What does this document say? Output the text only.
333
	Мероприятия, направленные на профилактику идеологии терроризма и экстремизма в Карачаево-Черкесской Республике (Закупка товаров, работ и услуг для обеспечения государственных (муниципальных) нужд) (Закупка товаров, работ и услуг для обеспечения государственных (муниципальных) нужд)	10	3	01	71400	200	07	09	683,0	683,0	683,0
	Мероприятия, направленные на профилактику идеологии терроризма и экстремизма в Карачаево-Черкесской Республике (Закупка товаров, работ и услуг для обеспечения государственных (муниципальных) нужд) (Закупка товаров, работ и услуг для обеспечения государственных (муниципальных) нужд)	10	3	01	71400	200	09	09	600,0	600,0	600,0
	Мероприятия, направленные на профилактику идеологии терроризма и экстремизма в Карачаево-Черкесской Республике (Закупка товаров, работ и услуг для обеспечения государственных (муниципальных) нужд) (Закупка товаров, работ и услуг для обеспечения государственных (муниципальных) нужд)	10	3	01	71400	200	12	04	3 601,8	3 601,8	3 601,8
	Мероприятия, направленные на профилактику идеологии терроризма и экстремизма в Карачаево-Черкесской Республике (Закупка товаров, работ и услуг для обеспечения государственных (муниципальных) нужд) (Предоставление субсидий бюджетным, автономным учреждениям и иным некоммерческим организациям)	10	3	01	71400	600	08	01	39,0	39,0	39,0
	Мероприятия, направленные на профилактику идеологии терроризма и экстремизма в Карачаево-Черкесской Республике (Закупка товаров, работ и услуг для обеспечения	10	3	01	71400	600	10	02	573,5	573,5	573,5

WHAT IS ASKED> Please restate the whole listing word for word.

SOLUTION>
What does this document say? Output the text only.
333
	Мероприятия, направленные на профилактику идеологии терроризма и экстремизма в Карачаево-Черкесской Республике (Закупка товаров, работ и услуг для обеспечения государственных (муниципальных) нужд) (Закупка товаров, работ и услуг для обеспечения государственных (муниципальных) нужд)	10	3	01	71400	200	07	09	683,0	683,0	683,0
	Мероприятия, направленные на профилактику идеологии терроризма и экстремизма в Карачаево-Черкесской Республике (Закупка товаров, работ и услуг для обеспечения государственных (муниципальных) нужд) (Закупка товаров, работ и услуг для обеспечения государственных (муниципальных) нужд)	10	3	01	71400	200	09	09	600,0	600,0	600,0
	Мероприятия, направленные на профилактику идеологии терроризма и экстремизма в Карачаево-Черкесской Республике (Закупка товаров, работ и услуг для обеспечения государственных (муниципальных) нужд) (Закупка товаров, работ и услуг для обеспечения государственных (муниципальных) нужд)	10	3	01	71400	200	12	04	3 601,8	3 601,8	3 601,8
	Мероприятия, направленные на профилактику идеологии терроризма и экстремизма в Карачаево-Черкесской Республике (Закупка товаров, работ и услуг для обеспечения государственных (муниципальных) нужд) (Предоставление субсидий бюджетным, автономным учреждениям и иным некоммерческим организациям)	10	3	01	71400	600	08	01	39,0	39,0	39,0
	Мероприятия, направленные на профилактику идеологии терроризма и экстремизма в Карачаево-Черкесской Республике (Закупка товаров, работ и услуг для обеспечения	10	3	01	71400	600	10	02	573,5	573,5	573,5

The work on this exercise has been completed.